WHAT IS REQUIRED
Give every line from the entries that contains "icon".

SOURCE DATA
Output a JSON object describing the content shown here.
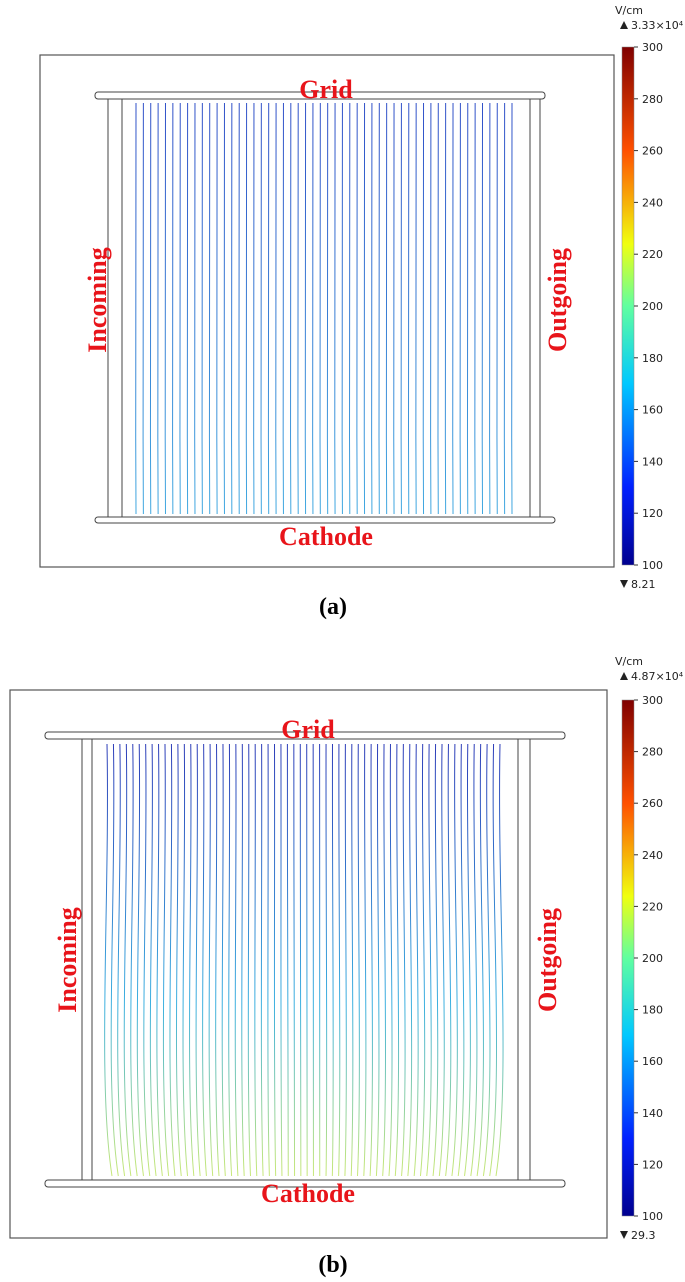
{
  "panels": [
    {
      "labels": {
        "top": "Grid",
        "bottom": "Cathode",
        "left": "Incoming",
        "right": "Outgoing"
      },
      "caption": "(a)",
      "colorbar": {
        "unit": "V/cm",
        "max_label": "3.33×10⁴",
        "min_label": "8.21",
        "lim": [
          100,
          300
        ],
        "ticks": [
          100,
          120,
          140,
          160,
          180,
          200,
          220,
          240,
          260,
          280,
          300
        ]
      }
    },
    {
      "labels": {
        "top": "Grid",
        "bottom": "Cathode",
        "left": "Incoming",
        "right": "Outgoing"
      },
      "caption": "(b)",
      "colorbar": {
        "unit": "V/cm",
        "max_label": "4.87×10⁴",
        "min_label": "29.3",
        "lim": [
          100,
          300
        ],
        "ticks": [
          100,
          120,
          140,
          160,
          180,
          200,
          220,
          240,
          260,
          280,
          300
        ]
      }
    }
  ]
}
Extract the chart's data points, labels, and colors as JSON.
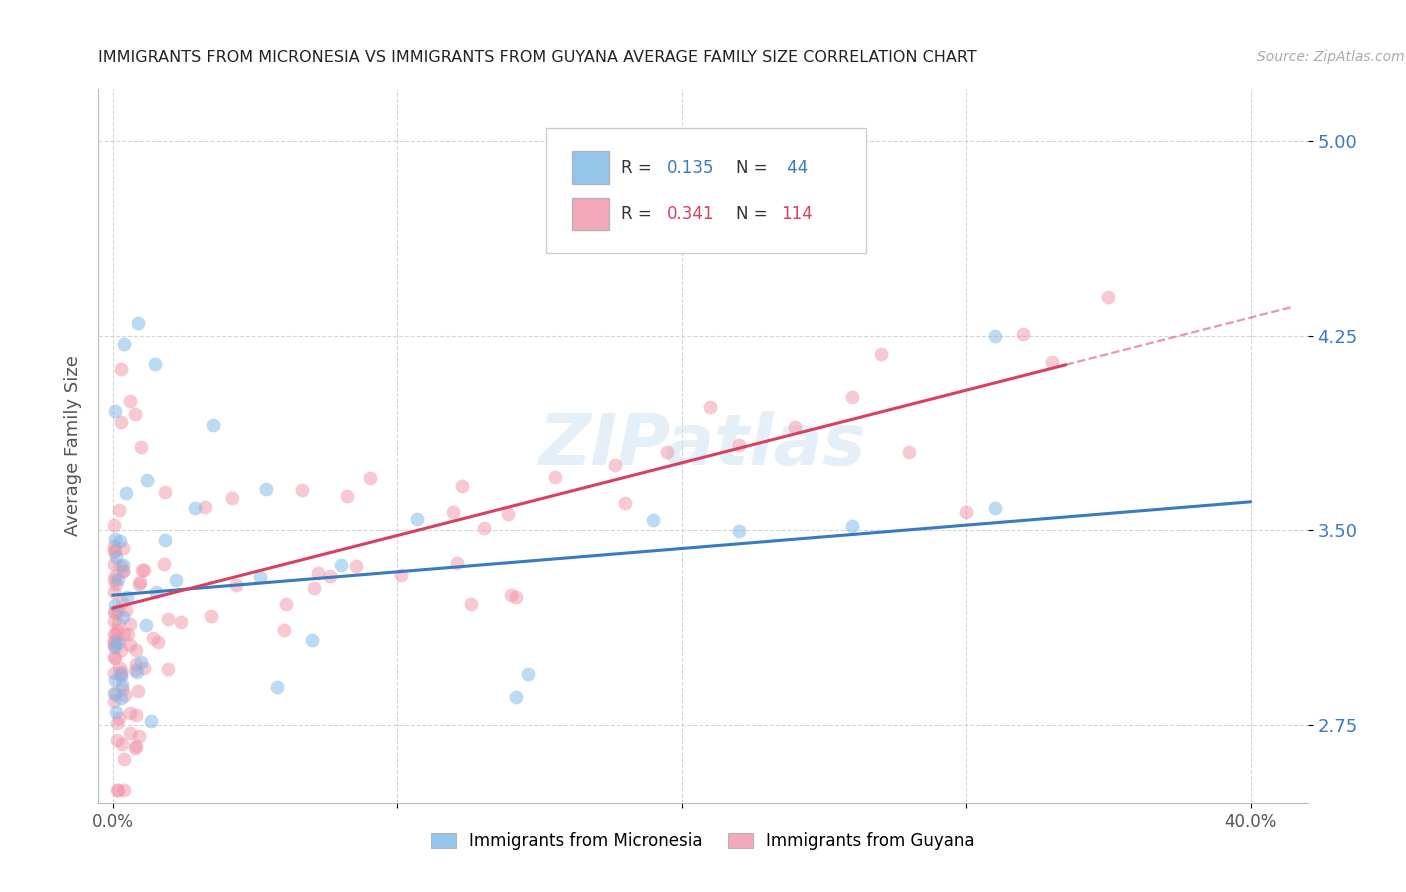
{
  "title": "IMMIGRANTS FROM MICRONESIA VS IMMIGRANTS FROM GUYANA AVERAGE FAMILY SIZE CORRELATION CHART",
  "source": "Source: ZipAtlas.com",
  "ylabel": "Average Family Size",
  "xlabel_ticks": [
    "0.0%",
    "",
    "",
    "",
    "40.0%"
  ],
  "xlabel_vals": [
    0.0,
    0.1,
    0.2,
    0.3,
    0.4
  ],
  "yticks": [
    2.75,
    3.5,
    4.25,
    5.0
  ],
  "xlim": [
    -0.005,
    0.42
  ],
  "ylim": [
    2.45,
    5.2
  ],
  "micronesia_color": "#7ab8e8",
  "guyana_color": "#f094a8",
  "micronesia_line_color": "#3a7abf",
  "guyana_line_color": "#d94060",
  "micronesia_R": "0.135",
  "micronesia_N": "44",
  "guyana_R": "0.341",
  "guyana_N": "114",
  "r_n_color_blue": "#3a7abf",
  "r_n_color_pink": "#d94060",
  "watermark": "ZIPatlas"
}
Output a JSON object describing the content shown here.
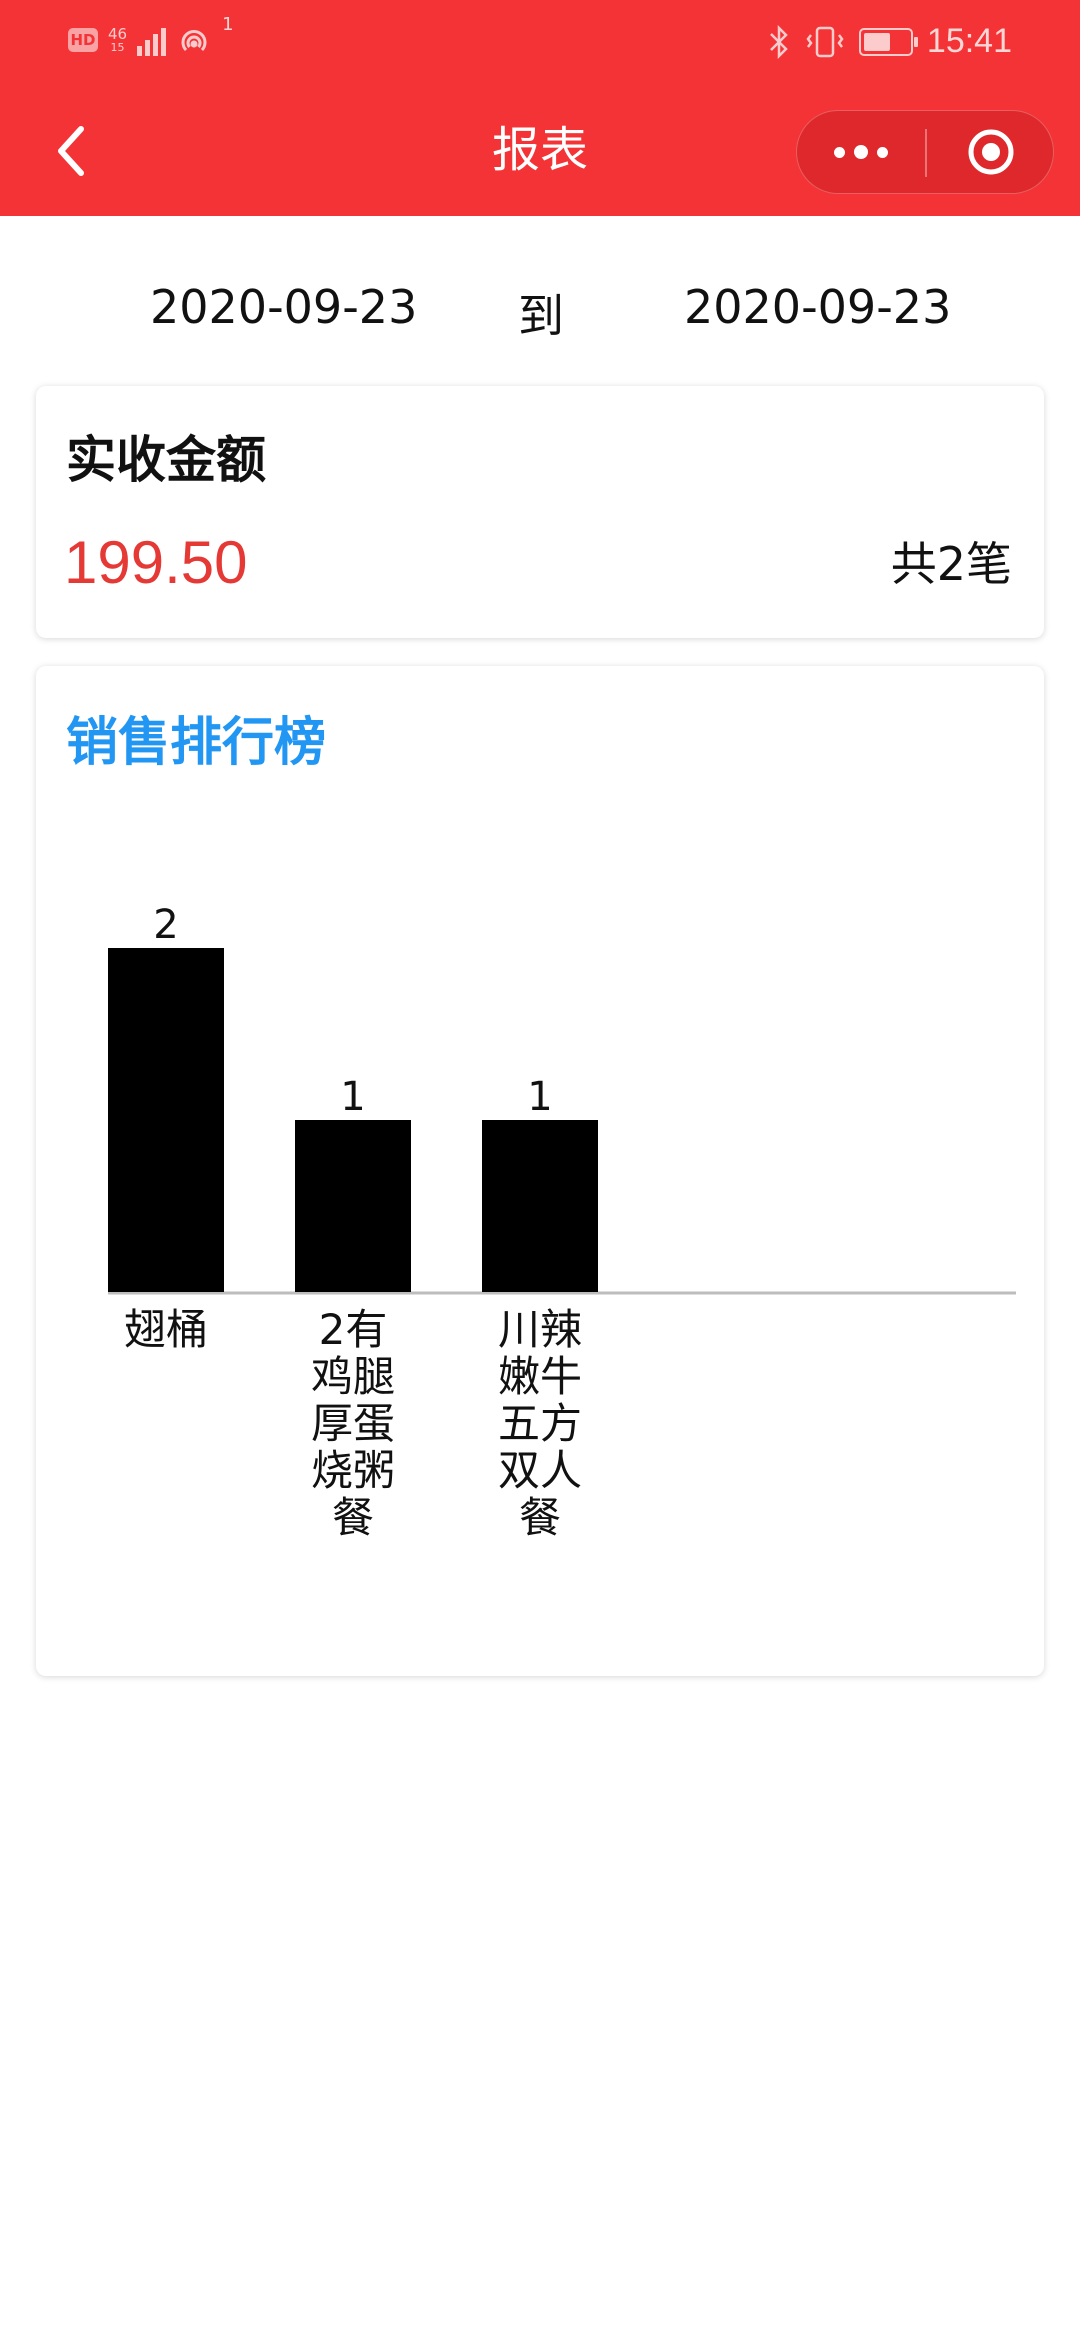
{
  "status_bar": {
    "hd": "HD",
    "network": "46",
    "network_sub": "15",
    "hotspot_count": "1",
    "time": "15:41",
    "battery_level": 0.6
  },
  "nav": {
    "title": "报表",
    "back_icon": "chevron-left-icon",
    "more_icon": "more-dots-icon",
    "close_icon": "target-circle-icon"
  },
  "date_range": {
    "start": "2020-09-23",
    "separator": "到",
    "end": "2020-09-23"
  },
  "summary": {
    "title": "实收金额",
    "amount": "199.50",
    "count_text": "共2笔"
  },
  "ranking": {
    "title": "销售排行榜"
  },
  "colors": {
    "header": "#f43336",
    "amount": "#e53935",
    "ranking_title": "#2196f3",
    "bar": "#000000"
  },
  "chart_data": {
    "type": "bar",
    "categories": [
      "翅桶",
      "2有鸡腿厚蛋烧粥餐",
      "川辣嫩牛五方双人餐"
    ],
    "category_lines": [
      [
        "翅桶"
      ],
      [
        "2有",
        "鸡腿",
        "厚蛋",
        "烧粥",
        "餐"
      ],
      [
        "川辣",
        "嫩牛",
        "五方",
        "双人",
        "餐"
      ]
    ],
    "values": [
      2,
      1,
      1
    ],
    "ylim": [
      0,
      2
    ],
    "grid": false,
    "legend": "none",
    "title": "",
    "xlabel": "",
    "ylabel": ""
  }
}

OUTPUT OF THE EXERCISE
    "back_icon": "chevron-left-icon",
    "more_icon": "more-dots-icon",
    "close_icon": "target-circle-icon"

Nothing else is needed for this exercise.